**What is asked:** Copy each line exactly.

[Extracted data entries]
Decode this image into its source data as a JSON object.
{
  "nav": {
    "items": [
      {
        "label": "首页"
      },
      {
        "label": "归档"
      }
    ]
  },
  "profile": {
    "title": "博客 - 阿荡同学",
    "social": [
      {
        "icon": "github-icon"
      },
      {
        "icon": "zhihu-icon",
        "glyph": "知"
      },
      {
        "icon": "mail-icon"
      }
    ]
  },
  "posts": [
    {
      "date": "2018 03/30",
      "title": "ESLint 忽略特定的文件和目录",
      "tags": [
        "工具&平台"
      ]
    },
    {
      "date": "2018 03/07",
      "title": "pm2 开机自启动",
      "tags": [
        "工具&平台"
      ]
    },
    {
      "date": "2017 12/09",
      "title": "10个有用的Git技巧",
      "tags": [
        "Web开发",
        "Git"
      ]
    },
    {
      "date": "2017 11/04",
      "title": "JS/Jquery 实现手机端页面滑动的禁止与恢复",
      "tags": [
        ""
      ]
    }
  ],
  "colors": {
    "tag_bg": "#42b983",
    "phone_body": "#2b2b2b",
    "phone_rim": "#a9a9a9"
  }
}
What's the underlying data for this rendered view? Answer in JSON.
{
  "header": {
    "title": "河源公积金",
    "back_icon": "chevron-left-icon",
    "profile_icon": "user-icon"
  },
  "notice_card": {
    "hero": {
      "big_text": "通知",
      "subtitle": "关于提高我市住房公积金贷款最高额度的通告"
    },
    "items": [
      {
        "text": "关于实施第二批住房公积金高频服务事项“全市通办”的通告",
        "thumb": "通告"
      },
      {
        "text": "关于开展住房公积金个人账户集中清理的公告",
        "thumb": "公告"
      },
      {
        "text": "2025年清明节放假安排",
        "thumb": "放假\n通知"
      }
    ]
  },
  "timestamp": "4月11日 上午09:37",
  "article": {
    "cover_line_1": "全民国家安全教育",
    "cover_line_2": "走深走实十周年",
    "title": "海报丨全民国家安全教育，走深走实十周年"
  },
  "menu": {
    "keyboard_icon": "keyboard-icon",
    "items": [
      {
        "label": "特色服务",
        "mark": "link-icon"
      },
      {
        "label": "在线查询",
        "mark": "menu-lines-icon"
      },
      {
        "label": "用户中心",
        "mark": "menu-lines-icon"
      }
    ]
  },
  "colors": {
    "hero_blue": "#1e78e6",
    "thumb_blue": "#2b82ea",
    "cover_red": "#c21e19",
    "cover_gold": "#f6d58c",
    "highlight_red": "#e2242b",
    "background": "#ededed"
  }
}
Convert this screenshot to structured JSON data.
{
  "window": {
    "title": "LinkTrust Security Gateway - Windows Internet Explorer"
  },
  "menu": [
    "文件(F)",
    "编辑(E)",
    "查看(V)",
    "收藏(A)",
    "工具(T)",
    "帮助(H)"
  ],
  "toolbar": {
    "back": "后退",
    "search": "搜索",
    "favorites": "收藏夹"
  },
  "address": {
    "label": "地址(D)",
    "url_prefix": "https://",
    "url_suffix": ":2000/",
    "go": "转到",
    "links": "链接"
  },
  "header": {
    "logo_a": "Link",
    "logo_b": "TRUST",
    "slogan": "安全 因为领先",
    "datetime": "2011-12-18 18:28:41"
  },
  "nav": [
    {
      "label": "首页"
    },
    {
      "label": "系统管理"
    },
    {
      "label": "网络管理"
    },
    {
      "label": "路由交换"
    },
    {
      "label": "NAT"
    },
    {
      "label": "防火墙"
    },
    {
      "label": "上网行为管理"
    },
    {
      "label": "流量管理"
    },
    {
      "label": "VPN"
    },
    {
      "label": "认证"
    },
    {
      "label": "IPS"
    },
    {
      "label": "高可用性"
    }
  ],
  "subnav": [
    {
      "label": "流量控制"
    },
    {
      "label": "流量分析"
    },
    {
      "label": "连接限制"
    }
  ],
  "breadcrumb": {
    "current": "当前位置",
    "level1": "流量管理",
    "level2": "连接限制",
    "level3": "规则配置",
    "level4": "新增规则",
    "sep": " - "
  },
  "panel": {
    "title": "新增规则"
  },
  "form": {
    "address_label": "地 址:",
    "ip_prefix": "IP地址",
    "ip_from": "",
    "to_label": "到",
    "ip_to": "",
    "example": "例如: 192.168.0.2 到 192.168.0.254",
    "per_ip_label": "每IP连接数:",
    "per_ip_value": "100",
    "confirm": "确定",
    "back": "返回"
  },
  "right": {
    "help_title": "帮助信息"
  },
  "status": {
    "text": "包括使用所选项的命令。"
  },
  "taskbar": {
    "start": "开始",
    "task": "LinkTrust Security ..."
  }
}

**Reply to the task:**
Decode this image into its source data as a JSON object.
{
  "nav": {
    "items": [
      {
        "label": "首页"
      },
      {
        "label": "归档"
      }
    ]
  },
  "profile": {
    "title": "博客 - 阿荡同学",
    "social": [
      {
        "icon": "github-icon"
      },
      {
        "icon": "zhihu-icon",
        "glyph": "知"
      },
      {
        "icon": "mail-icon"
      }
    ]
  },
  "posts": [
    {
      "date": "2018 03/30",
      "title": "ESLint 忽略特定的文件和目录",
      "tags": [
        "工具&平台"
      ]
    },
    {
      "date": "2018 03/07",
      "title": "pm2 开机自启动",
      "tags": [
        "工具&平台"
      ]
    },
    {
      "date": "2017 12/09",
      "title": "10个有用的Git技巧",
      "tags": [
        "Web开发",
        "Git"
      ]
    },
    {
      "date": "2017 11/04",
      "title": "JS/Jquery 实现手机端页面滑动的禁止与恢复",
      "tags": [
        ""
      ]
    }
  ],
  "colors": {
    "tag_bg": "#42b983",
    "phone_body": "#2b2b2b",
    "phone_rim": "#a9a9a9"
  }
}
What's the underlying data for this rendered view? Answer in JSON.
{
  "header": {
    "title": "河源公积金",
    "back_icon": "chevron-left-icon",
    "profile_icon": "user-icon"
  },
  "notice_card": {
    "hero": {
      "big_text": "通知",
      "subtitle": "关于提高我市住房公积金贷款最高额度的通告"
    },
    "items": [
      {
        "text": "关于实施第二批住房公积金高频服务事项“全市通办”的通告",
        "thumb": "通告"
      },
      {
        "text": "关于开展住房公积金个人账户集中清理的公告",
        "thumb": "公告"
      },
      {
        "text": "2025年清明节放假安排",
        "thumb": "放假\n通知"
      }
    ]
  },
  "timestamp": "4月11日 上午09:37",
  "article": {
    "cover_line_1": "全民国家安全教育",
    "cover_line_2": "走深走实十周年",
    "title": "海报丨全民国家安全教育，走深走实十周年"
  },
  "menu": {
    "keyboard_icon": "keyboard-icon",
    "items": [
      {
        "label": "特色服务",
        "mark": "link-icon"
      },
      {
        "label": "在线查询",
        "mark": "menu-lines-icon"
      },
      {
        "label": "用户中心",
        "mark": "menu-lines-icon"
      }
    ]
  },
  "colors": {
    "hero_blue": "#1e78e6",
    "thumb_blue": "#2b82ea",
    "cover_red": "#c21e19",
    "cover_gold": "#f6d58c",
    "highlight_red": "#e2242b",
    "background": "#ededed"
  }
}
Convert this screenshot to structured JSON data.
{
  "window": {
    "title": "LinkTrust Security Gateway - Windows Internet Explorer"
  },
  "menu": [
    "文件(F)",
    "编辑(E)",
    "查看(V)",
    "收藏(A)",
    "工具(T)",
    "帮助(H)"
  ],
  "toolbar": {
    "back": "后退",
    "search": "搜索",
    "favorites": "收藏夹"
  },
  "address": {
    "label": "地址(D)",
    "url_prefix": "https://",
    "url_suffix": ":2000/",
    "go": "转到",
    "links": "链接"
  },
  "header": {
    "logo_a": "Link",
    "logo_b": "TRUST",
    "slogan": "安全 因为领先",
    "datetime": "2011-12-18 18:28:41"
  },
  "nav": [
    {
      "label": "首页"
    },
    {
      "label": "系统管理"
    },
    {
      "label": "网络管理"
    },
    {
      "label": "路由交换"
    },
    {
      "label": "NAT"
    },
    {
      "label": "防火墙"
    },
    {
      "label": "上网行为管理"
    },
    {
      "label": "流量管理"
    },
    {
      "label": "VPN"
    },
    {
      "label": "认证"
    },
    {
      "label": "IPS"
    },
    {
      "label": "高可用性"
    }
  ],
  "subnav": [
    {
      "label": "流量控制"
    },
    {
      "label": "流量分析"
    },
    {
      "label": "连接限制"
    }
  ],
  "breadcrumb": {
    "current": "当前位置",
    "level1": "流量管理",
    "level2": "连接限制",
    "level3": "规则配置",
    "level4": "新增规则",
    "sep": " - "
  },
  "panel": {
    "title": "新增规则"
  },
  "form": {
    "address_label": "地 址:",
    "ip_prefix": "IP地址",
    "ip_from": "",
    "to_label": "到",
    "ip_to": "",
    "example": "例如: 192.168.0.2 到 192.168.0.254",
    "per_ip_label": "每IP连接数:",
    "per_ip_value": "100",
    "confirm": "确定",
    "back": "返回"
  },
  "right": {
    "help_title": "帮助信息"
  },
  "status": {
    "text": "包括使用所选项的命令。"
  },
  "taskbar": {
    "start": "开始",
    "task": "LinkTrust Security ..."
  }
}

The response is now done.